[WHAT YOU WILL DO] Read through the data and report every line in which the word "家庭教育促进法" occurs.

-------- RAW DATA --------

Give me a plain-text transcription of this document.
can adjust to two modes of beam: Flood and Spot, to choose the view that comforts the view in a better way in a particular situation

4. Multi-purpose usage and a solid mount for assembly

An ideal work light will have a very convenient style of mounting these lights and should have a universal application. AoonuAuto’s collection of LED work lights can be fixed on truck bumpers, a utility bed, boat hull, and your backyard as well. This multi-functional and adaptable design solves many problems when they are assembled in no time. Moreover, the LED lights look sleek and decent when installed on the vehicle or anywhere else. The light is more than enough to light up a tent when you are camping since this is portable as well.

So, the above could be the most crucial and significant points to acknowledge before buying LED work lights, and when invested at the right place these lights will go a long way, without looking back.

--------
-------- RAW DATA --------

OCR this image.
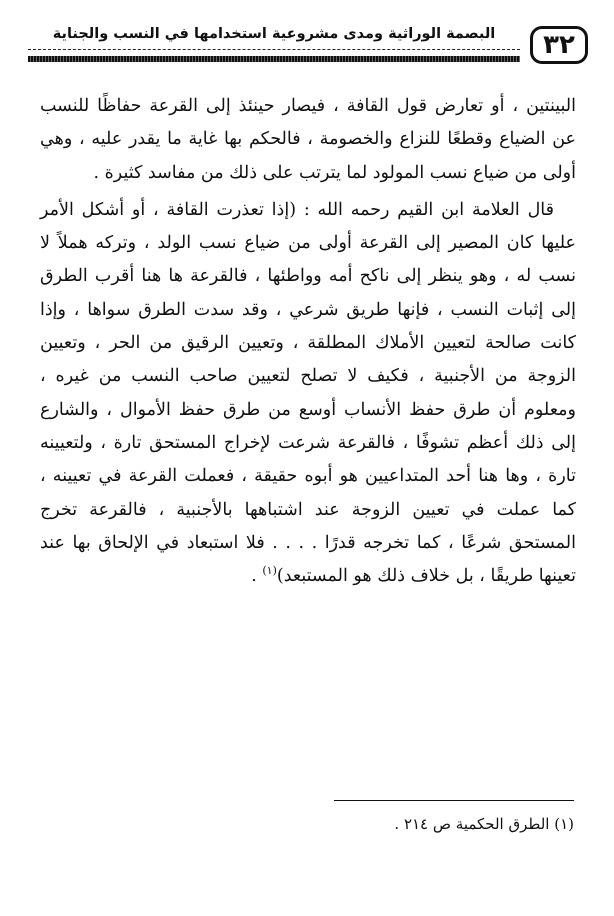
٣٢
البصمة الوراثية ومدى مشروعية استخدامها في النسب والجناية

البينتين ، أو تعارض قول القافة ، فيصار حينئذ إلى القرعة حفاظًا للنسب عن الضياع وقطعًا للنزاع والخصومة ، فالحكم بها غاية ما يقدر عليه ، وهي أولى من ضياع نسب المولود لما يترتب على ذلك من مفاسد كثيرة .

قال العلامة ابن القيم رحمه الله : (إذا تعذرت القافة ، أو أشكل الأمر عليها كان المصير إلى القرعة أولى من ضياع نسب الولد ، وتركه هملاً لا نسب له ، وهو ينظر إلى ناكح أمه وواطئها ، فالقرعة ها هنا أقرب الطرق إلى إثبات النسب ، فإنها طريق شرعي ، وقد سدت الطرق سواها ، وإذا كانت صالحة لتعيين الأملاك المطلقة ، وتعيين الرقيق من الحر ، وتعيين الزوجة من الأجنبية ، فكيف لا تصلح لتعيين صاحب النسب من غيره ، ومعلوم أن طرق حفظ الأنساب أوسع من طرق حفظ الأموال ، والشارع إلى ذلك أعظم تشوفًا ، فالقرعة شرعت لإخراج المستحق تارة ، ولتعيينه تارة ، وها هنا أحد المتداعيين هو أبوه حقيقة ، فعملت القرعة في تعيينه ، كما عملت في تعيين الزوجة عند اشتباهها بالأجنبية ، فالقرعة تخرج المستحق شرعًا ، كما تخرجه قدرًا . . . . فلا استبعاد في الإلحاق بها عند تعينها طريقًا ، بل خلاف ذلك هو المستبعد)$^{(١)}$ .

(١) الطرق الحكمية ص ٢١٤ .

--------
-------- RAW DATA --------

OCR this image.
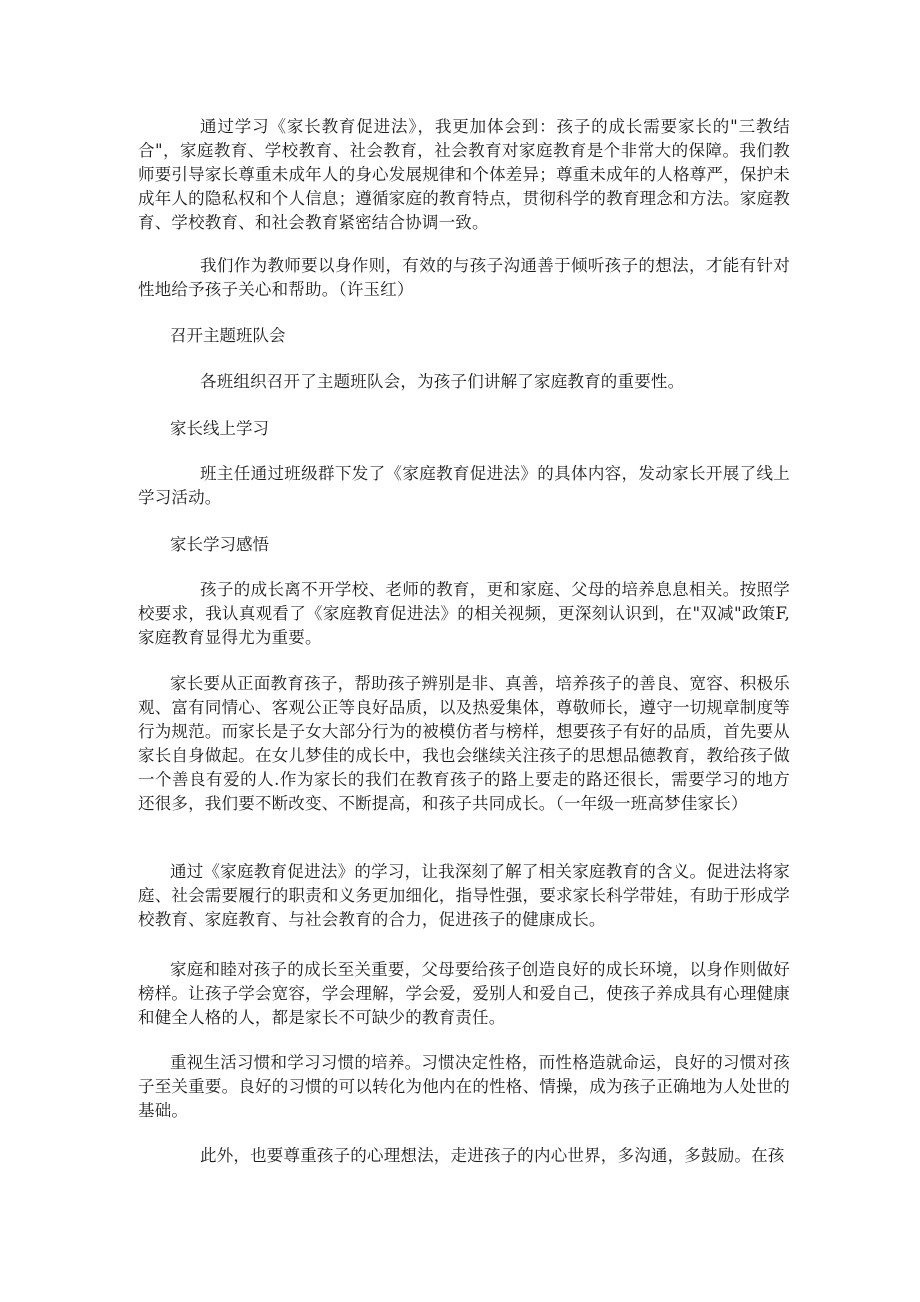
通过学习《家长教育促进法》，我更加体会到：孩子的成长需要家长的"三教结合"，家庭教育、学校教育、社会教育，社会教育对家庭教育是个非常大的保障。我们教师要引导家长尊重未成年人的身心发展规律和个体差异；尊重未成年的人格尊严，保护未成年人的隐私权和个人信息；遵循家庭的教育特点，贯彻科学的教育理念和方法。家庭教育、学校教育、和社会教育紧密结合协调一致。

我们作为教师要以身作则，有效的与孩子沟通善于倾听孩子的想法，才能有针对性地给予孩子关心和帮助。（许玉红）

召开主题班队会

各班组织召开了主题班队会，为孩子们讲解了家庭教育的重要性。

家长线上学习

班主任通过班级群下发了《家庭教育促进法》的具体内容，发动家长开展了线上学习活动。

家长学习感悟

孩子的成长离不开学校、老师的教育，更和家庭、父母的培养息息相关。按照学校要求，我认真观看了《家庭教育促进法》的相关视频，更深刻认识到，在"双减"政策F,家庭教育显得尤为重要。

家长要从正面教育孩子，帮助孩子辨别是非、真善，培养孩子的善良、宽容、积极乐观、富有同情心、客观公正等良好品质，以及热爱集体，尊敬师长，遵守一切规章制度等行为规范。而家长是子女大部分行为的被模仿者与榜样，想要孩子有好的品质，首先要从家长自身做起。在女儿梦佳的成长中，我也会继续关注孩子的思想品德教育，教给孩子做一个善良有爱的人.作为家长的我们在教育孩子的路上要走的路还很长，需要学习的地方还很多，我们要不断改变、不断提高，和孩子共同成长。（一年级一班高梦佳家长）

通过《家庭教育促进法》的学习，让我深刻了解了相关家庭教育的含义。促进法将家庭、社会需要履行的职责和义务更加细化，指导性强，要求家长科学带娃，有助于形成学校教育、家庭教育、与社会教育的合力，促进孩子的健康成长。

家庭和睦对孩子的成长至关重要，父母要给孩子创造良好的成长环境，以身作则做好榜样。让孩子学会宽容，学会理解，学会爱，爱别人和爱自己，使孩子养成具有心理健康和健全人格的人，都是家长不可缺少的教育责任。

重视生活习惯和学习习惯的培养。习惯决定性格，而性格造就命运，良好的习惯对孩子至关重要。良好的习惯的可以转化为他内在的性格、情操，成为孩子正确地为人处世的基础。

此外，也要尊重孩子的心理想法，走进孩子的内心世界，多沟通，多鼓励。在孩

--------

[OUTPUT OF THE TASK]
班主任通过班级群下发了《家庭教育促进法》的具体内容，发动家长开展了线上学习活动。
孩子的成长离不开学校、老师的教育，更和家庭、父母的培养息息相关。按照学校要求，我认真观看了《家庭教育促进法》的相关视频，更深刻认识到，在"双减"政策F,家庭教育显得尤为重要。
通过《家庭教育促进法》的学习，让我深刻了解了相关家庭教育的含义。促进法将家庭、社会需要履行的职责和义务更加细化，指导性强，要求家长科学带娃，有助于形成学校教育、家庭教育、与社会教育的合力，促进孩子的健康成长。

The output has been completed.